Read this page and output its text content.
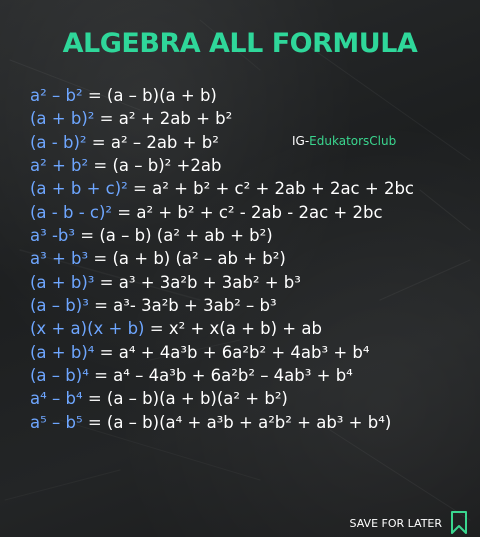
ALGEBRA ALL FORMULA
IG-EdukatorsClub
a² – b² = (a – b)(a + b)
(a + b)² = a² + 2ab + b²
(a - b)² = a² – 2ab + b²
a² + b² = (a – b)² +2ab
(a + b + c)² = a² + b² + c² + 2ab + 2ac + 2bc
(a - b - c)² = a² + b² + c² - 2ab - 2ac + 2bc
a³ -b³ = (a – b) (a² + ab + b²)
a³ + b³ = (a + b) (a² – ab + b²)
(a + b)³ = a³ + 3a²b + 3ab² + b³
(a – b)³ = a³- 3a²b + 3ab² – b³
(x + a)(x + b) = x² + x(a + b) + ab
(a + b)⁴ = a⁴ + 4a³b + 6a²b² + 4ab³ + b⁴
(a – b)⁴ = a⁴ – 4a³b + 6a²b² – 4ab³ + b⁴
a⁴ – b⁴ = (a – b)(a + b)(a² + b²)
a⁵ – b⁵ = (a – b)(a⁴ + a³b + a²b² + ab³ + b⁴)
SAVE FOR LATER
┄┄┄┄┄┄┄┄┄┄┄┄┄┄┄┄┄┄┄┄
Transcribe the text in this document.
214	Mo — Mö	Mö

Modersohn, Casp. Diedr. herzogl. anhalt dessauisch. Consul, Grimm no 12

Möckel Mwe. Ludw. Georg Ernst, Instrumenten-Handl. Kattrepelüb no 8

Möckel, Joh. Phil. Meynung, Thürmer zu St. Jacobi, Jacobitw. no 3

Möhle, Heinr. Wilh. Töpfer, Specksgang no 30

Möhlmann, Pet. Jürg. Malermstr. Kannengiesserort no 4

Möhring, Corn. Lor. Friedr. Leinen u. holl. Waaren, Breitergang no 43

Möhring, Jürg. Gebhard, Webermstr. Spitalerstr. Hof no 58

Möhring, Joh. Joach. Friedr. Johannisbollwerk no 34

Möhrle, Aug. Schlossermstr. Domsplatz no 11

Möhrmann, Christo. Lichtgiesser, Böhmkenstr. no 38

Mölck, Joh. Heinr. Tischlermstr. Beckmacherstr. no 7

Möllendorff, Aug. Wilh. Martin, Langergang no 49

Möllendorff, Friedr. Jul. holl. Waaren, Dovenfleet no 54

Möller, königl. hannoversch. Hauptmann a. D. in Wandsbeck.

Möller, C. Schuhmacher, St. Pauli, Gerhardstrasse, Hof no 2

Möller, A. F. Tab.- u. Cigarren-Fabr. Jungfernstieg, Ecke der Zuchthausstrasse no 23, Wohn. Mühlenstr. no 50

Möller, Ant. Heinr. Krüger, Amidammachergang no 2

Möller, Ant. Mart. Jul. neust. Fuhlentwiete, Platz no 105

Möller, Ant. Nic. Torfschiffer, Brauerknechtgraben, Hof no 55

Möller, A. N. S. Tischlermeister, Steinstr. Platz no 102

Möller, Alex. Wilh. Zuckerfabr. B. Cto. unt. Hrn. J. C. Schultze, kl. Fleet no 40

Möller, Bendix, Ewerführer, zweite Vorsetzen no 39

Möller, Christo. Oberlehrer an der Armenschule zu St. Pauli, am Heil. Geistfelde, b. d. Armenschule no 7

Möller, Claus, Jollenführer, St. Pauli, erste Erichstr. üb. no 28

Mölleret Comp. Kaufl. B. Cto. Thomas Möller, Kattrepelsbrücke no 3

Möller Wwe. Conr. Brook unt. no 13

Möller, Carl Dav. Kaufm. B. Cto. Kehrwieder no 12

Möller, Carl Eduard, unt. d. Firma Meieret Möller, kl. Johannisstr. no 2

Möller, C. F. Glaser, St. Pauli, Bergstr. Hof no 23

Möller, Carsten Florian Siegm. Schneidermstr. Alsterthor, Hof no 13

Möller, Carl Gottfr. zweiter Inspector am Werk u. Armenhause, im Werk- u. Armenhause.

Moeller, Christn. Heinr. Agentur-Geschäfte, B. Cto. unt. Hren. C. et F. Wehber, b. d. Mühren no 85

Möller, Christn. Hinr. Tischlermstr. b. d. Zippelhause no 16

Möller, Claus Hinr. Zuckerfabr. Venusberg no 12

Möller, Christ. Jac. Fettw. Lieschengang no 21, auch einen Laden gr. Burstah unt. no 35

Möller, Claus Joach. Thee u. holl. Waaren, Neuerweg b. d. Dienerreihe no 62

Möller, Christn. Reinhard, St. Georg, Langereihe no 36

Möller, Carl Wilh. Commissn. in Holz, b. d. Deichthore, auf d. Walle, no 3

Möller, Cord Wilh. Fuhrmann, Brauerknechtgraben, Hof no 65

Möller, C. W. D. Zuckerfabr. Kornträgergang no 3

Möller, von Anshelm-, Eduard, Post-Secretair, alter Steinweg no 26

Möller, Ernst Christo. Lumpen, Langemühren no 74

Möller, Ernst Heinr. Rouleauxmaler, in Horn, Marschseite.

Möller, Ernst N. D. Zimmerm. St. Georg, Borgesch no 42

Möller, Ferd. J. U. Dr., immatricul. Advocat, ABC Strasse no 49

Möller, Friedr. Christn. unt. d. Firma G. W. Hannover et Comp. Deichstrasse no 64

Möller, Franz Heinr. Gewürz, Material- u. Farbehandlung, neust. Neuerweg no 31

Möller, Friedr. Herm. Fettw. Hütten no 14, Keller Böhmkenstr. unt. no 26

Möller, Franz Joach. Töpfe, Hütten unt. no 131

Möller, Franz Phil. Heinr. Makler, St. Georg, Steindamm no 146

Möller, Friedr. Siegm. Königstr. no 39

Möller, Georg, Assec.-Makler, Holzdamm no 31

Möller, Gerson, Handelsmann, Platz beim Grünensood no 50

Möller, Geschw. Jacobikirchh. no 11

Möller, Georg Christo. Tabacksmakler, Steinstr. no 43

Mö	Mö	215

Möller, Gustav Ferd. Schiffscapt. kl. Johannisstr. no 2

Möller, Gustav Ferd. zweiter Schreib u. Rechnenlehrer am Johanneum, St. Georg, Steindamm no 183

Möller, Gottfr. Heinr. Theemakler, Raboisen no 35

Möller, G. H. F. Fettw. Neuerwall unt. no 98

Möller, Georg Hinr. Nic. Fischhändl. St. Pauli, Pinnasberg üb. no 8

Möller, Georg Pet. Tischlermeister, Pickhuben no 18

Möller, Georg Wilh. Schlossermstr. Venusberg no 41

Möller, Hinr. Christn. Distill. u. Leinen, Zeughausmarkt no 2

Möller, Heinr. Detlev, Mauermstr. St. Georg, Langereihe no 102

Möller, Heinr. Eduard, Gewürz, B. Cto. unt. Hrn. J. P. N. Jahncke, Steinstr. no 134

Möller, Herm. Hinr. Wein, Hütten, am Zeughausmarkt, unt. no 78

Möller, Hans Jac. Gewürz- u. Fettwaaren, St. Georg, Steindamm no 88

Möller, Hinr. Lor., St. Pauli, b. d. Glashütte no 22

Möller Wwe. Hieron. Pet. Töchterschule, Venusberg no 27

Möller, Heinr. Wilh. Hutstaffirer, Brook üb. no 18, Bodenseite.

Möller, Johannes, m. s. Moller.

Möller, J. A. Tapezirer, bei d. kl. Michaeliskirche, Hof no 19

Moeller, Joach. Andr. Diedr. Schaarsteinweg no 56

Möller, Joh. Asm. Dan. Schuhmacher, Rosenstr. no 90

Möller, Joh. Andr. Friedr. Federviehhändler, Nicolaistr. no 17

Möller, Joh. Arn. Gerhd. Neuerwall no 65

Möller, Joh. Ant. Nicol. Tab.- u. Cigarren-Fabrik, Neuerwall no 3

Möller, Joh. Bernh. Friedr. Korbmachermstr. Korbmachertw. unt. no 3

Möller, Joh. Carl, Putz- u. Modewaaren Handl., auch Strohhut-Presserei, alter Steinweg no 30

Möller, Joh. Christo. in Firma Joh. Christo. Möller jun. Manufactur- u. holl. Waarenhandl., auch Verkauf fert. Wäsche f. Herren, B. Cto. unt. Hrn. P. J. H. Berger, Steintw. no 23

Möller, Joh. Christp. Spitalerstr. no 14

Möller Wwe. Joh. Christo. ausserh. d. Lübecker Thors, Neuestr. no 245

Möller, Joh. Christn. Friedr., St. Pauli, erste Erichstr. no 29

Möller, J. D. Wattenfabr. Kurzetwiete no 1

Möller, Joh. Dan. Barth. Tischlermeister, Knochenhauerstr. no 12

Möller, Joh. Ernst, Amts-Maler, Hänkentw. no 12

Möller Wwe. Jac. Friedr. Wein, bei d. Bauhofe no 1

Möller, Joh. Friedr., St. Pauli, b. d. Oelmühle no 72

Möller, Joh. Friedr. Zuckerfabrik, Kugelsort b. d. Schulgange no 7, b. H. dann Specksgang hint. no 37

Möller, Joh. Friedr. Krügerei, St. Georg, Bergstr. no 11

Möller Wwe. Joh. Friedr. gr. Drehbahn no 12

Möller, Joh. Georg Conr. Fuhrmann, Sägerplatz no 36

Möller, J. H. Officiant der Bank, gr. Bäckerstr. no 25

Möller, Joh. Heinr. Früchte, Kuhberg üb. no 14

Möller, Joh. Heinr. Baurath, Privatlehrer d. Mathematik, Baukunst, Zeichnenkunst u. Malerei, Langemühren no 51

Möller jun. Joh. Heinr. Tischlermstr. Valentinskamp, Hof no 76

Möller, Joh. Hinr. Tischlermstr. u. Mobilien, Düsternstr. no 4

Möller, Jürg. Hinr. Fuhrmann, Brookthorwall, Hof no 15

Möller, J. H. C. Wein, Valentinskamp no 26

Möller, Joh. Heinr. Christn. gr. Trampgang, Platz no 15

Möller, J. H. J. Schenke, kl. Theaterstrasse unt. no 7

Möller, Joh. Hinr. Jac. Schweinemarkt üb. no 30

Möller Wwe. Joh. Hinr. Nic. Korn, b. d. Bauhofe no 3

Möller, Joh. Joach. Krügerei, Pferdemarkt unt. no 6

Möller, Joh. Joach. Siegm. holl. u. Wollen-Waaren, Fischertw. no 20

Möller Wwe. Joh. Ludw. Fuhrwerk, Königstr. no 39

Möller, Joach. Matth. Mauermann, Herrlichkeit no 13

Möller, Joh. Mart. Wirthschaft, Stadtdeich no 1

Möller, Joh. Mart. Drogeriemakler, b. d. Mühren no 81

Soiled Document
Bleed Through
┄┄┄┄┄┄┄┄┄┄┄┄┄┄┄┄┄┄┄┄
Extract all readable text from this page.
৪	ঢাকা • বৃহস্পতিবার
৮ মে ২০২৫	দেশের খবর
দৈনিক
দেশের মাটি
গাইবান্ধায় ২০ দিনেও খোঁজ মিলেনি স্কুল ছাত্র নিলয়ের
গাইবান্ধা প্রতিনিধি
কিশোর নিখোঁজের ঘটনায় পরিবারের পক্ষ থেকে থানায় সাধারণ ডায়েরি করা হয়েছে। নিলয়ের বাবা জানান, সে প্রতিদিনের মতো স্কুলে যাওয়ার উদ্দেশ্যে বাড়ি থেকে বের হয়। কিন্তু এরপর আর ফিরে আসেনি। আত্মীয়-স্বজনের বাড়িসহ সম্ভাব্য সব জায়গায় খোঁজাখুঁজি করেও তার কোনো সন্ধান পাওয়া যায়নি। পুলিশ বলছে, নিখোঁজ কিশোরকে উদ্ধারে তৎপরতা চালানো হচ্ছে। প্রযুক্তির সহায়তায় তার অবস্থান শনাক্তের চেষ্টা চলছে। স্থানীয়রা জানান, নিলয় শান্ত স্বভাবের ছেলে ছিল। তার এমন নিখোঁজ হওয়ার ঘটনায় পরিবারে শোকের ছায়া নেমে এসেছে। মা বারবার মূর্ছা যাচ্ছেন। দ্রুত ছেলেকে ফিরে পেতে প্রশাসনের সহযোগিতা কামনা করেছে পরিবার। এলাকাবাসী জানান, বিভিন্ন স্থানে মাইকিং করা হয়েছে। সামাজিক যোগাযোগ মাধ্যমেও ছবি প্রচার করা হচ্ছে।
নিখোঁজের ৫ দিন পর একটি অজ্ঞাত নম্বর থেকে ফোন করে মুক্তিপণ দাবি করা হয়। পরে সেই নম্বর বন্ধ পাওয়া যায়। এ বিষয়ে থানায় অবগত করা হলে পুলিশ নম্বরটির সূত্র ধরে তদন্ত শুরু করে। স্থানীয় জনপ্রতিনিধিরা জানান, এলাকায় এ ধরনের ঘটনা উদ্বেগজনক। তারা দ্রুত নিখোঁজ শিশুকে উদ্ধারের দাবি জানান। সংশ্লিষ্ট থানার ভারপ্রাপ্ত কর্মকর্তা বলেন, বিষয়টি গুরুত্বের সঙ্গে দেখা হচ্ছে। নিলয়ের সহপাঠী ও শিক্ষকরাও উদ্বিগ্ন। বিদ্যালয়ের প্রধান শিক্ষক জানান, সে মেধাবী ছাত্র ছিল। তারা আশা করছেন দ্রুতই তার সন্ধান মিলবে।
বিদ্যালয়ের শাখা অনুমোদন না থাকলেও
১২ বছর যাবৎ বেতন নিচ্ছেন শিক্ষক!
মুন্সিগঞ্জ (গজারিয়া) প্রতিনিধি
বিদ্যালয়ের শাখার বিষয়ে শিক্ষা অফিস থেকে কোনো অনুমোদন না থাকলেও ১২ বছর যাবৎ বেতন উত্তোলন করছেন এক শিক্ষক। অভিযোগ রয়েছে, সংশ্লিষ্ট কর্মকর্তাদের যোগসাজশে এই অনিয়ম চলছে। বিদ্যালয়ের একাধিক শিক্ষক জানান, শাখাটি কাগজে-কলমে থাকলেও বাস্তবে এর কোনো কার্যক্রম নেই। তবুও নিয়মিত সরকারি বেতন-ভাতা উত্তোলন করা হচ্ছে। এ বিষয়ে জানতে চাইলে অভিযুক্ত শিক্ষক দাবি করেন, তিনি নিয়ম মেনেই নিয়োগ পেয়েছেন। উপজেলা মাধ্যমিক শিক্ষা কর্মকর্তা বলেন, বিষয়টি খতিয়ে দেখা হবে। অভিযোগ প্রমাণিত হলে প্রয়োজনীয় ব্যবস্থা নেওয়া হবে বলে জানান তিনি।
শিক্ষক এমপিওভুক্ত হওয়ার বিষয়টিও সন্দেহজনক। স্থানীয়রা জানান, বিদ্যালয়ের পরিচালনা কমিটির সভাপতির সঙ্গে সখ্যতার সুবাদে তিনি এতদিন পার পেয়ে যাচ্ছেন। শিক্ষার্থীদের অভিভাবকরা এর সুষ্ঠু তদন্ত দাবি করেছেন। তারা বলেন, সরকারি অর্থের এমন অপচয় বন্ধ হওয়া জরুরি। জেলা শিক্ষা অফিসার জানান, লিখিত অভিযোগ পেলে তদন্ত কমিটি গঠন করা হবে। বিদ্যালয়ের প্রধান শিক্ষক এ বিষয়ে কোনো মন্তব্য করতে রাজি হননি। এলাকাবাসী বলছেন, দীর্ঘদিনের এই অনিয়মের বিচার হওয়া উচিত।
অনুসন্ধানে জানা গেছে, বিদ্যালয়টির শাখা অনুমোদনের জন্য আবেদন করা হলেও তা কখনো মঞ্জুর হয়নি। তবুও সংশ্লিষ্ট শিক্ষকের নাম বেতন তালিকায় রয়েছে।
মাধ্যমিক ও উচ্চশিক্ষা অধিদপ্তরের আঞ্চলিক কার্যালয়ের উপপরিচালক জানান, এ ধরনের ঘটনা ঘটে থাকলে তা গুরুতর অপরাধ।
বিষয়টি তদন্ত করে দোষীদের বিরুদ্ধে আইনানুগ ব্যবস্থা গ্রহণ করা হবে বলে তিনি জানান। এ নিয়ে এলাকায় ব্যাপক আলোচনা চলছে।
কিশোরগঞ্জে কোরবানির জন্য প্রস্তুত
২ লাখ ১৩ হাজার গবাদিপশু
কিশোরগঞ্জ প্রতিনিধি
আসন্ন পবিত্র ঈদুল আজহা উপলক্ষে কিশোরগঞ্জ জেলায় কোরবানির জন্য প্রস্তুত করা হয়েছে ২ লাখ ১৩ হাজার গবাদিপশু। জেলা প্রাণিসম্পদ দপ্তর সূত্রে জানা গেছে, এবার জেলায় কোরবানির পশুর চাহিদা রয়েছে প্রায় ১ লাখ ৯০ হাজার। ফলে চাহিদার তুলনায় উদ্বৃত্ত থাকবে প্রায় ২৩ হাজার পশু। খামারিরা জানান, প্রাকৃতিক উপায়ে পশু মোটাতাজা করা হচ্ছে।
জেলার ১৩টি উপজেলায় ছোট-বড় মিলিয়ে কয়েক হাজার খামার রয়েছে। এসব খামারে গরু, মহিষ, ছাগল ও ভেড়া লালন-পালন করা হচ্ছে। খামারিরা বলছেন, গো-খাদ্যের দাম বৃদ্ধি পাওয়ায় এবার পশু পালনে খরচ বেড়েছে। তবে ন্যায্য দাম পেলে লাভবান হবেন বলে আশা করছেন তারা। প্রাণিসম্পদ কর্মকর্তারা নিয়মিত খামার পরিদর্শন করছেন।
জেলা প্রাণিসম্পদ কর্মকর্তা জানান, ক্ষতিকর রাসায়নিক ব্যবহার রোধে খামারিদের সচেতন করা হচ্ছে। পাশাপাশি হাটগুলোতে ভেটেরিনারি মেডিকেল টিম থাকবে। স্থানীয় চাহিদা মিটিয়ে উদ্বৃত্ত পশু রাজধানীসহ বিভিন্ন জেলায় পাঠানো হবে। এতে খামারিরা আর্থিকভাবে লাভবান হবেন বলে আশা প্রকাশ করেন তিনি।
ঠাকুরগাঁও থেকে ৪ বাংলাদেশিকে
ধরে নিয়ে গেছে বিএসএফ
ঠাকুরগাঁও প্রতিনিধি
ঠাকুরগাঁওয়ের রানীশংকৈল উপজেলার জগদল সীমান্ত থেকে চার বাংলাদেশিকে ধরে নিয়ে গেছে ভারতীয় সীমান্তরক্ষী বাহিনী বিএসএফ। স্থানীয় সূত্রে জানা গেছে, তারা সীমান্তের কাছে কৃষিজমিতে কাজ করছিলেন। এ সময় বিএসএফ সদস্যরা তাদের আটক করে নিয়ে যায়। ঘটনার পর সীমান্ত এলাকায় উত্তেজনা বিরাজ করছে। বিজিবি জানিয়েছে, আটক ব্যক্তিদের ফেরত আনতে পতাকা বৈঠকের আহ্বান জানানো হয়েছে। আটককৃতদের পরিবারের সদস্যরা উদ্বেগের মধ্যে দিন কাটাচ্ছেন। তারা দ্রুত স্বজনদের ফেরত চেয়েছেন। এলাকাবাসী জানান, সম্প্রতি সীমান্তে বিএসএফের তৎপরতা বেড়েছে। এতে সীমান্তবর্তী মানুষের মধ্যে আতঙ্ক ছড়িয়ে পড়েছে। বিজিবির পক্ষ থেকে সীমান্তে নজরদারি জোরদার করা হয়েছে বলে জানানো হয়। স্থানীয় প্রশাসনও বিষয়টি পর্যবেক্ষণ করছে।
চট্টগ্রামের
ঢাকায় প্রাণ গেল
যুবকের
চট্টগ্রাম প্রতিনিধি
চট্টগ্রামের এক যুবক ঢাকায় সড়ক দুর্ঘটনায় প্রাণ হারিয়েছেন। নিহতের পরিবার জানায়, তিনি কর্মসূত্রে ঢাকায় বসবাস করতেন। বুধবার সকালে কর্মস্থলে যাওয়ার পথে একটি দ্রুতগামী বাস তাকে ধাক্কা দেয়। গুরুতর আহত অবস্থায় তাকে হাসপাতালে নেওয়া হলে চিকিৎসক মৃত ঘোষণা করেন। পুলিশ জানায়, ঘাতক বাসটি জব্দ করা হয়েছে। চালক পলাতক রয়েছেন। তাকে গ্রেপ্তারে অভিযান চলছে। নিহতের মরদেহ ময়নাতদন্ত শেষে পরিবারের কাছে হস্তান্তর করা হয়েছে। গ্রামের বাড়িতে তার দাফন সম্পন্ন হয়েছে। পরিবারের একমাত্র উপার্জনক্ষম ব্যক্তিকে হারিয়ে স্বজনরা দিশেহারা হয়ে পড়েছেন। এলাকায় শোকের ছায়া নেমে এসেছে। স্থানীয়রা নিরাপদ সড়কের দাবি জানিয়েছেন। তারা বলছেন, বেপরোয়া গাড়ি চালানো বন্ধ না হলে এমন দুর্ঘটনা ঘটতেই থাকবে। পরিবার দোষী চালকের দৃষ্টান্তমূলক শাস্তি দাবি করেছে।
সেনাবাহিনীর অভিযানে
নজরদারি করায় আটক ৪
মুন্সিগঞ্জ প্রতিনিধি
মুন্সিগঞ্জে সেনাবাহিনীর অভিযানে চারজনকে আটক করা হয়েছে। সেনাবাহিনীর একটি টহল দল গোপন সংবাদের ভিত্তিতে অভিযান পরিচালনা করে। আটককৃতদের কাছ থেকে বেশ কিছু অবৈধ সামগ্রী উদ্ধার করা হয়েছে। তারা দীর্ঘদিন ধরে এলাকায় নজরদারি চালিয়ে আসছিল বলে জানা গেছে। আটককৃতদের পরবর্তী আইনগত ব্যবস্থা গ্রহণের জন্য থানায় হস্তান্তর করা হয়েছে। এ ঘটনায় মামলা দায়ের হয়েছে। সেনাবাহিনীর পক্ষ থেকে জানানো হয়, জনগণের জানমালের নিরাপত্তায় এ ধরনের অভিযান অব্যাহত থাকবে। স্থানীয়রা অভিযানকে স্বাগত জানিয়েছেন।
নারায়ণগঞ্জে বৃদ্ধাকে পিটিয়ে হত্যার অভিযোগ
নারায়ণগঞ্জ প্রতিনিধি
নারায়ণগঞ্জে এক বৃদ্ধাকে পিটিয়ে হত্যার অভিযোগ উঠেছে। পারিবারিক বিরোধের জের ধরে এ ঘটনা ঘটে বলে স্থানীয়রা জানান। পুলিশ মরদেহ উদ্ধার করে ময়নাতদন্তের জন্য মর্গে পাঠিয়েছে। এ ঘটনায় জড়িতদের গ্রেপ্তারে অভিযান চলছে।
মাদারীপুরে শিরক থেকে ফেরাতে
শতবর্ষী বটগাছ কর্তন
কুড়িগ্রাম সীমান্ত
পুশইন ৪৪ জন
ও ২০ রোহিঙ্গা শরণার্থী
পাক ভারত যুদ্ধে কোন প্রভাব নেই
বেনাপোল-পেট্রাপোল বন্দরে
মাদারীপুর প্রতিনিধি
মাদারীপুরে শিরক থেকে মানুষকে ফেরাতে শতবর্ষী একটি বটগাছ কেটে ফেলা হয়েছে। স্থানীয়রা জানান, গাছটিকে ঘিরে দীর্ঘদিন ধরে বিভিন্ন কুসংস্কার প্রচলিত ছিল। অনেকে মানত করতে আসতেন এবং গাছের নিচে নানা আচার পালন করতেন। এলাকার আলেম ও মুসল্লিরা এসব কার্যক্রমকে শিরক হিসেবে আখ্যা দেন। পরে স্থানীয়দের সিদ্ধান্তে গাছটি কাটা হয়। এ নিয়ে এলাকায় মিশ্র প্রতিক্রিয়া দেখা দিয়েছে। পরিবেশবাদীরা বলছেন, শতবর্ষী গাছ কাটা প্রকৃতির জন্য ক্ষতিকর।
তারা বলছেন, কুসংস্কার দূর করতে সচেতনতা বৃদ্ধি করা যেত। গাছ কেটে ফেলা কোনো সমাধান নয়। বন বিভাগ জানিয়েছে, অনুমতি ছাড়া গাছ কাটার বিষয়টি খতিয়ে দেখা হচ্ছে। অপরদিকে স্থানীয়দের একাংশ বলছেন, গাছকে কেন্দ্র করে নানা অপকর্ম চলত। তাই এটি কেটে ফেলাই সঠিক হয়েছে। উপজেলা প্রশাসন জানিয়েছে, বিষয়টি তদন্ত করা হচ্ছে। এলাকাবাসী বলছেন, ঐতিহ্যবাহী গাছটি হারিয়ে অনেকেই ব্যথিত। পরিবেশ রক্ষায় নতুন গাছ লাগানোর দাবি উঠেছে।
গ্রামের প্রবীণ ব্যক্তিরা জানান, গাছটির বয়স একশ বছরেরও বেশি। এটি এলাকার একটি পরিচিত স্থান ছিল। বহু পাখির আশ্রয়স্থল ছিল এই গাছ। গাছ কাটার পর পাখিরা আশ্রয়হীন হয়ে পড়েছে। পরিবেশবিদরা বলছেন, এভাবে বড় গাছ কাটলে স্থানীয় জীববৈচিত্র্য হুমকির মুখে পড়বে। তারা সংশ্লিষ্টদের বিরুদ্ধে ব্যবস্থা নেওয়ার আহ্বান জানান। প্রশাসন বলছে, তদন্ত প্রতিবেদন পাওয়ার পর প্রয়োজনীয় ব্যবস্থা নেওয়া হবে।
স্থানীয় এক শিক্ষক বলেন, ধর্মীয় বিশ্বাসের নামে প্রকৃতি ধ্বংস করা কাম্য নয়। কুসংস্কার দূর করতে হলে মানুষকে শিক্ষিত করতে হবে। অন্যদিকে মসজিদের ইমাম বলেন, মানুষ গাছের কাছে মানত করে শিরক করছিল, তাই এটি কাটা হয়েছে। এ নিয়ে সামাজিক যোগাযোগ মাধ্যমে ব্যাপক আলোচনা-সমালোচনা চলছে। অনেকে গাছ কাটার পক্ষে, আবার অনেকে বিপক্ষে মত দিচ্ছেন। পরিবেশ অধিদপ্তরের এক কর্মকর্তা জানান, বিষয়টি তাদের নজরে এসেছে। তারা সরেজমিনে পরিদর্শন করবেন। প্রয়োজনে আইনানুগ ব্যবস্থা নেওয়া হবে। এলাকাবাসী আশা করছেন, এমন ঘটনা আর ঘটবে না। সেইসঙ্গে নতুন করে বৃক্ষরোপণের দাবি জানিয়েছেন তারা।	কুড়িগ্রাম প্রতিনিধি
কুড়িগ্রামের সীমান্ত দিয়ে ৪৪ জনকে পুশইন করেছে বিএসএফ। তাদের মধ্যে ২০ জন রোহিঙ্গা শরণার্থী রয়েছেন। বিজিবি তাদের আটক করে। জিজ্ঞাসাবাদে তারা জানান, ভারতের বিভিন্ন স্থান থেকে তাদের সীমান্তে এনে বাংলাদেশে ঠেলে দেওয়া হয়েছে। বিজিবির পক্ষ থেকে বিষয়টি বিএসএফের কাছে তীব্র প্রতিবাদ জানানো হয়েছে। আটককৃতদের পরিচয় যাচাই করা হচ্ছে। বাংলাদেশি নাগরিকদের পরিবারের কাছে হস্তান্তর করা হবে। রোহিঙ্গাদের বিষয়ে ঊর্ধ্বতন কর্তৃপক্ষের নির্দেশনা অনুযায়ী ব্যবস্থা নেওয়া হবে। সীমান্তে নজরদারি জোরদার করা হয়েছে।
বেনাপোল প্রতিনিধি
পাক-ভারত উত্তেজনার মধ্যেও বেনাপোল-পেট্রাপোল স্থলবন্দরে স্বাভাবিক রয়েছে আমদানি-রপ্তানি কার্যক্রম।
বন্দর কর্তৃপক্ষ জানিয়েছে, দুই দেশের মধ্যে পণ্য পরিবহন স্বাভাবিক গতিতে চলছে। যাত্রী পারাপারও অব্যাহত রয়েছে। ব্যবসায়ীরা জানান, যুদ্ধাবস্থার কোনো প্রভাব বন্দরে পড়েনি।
┄┄┄┄┄┄┄┄┄┄┄┄┄┄┄┄┄┄┄┄
— The problem —
Search the lines above for the string "Wilh", then show every one that has it.

— Answer to the exercise —
Möhle, Heinr. Wilh. Töpfer, Specksgang no 30
Möllendorff, Aug. Wilh. Martin, Langergang no 49
Möller, Alex. Wilh. Zuckerfabr. B. Cto. unt. Hrn. J. C. Schultze, kl. Fleet no 40
Möller, Carl Wilh. Commissn. in Holz, b. d. Deichthore, auf d. Walle, no 3
Möller, Cord Wilh. Fuhrmann, Brauerknechtgraben, Hof no 65
Möller, Georg Wilh. Schlossermstr. Venusberg no 41
Möller, Heinr. Wilh. Hutstaffirer, Brook üb. no 18, Bodenseite.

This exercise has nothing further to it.